What is being asked - Copy out every line exactly, passing over the pictures.

— BEGIN Listing —

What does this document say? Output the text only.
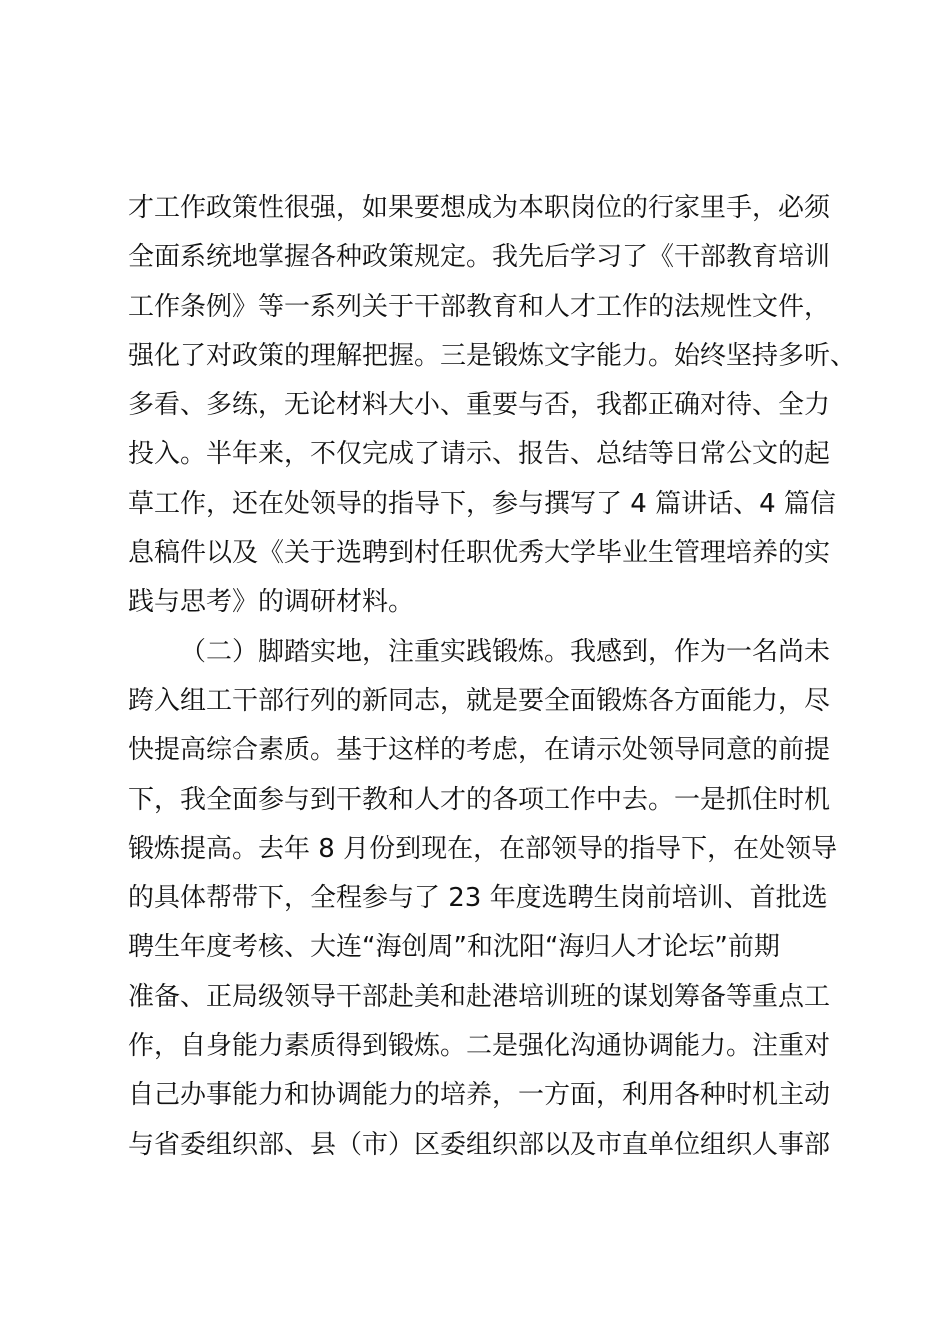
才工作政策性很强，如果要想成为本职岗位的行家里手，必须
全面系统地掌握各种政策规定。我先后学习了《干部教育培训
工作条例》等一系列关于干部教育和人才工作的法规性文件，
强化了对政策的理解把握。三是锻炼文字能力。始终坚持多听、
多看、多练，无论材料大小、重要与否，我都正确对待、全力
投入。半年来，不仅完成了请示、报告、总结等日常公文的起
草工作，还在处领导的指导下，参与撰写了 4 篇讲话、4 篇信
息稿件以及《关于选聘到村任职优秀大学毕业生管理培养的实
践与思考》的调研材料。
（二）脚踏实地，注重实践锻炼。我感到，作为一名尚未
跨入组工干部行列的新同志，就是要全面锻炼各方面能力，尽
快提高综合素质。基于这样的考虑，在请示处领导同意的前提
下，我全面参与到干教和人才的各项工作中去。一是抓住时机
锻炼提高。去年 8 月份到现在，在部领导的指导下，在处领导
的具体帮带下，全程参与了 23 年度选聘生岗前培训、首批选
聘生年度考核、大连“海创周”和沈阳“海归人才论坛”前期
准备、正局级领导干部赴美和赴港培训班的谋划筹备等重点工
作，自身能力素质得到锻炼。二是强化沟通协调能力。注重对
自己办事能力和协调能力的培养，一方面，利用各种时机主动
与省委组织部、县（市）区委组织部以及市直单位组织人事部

— END Listing —

Written reply -
What does this document say? Output the text only.
才工作政策性很强，如果要想成为本职岗位的行家里手，必须
全面系统地掌握各种政策规定。我先后学习了《干部教育培训
工作条例》等一系列关于干部教育和人才工作的法规性文件，
强化了对政策的理解把握。三是锻炼文字能力。始终坚持多听、
多看、多练，无论材料大小、重要与否，我都正确对待、全力
投入。半年来，不仅完成了请示、报告、总结等日常公文的起
草工作，还在处领导的指导下，参与撰写了 4 篇讲话、4 篇信
息稿件以及《关于选聘到村任职优秀大学毕业生管理培养的实
践与思考》的调研材料。
（二）脚踏实地，注重实践锻炼。我感到，作为一名尚未
跨入组工干部行列的新同志，就是要全面锻炼各方面能力，尽
快提高综合素质。基于这样的考虑，在请示处领导同意的前提
下，我全面参与到干教和人才的各项工作中去。一是抓住时机
锻炼提高。去年 8 月份到现在，在部领导的指导下，在处领导
的具体帮带下，全程参与了 23 年度选聘生岗前培训、首批选
聘生年度考核、大连“海创周”和沈阳“海归人才论坛”前期
准备、正局级领导干部赴美和赴港培训班的谋划筹备等重点工
作，自身能力素质得到锻炼。二是强化沟通协调能力。注重对
自己办事能力和协调能力的培养，一方面，利用各种时机主动
与省委组织部、县（市）区委组织部以及市直单位组织人事部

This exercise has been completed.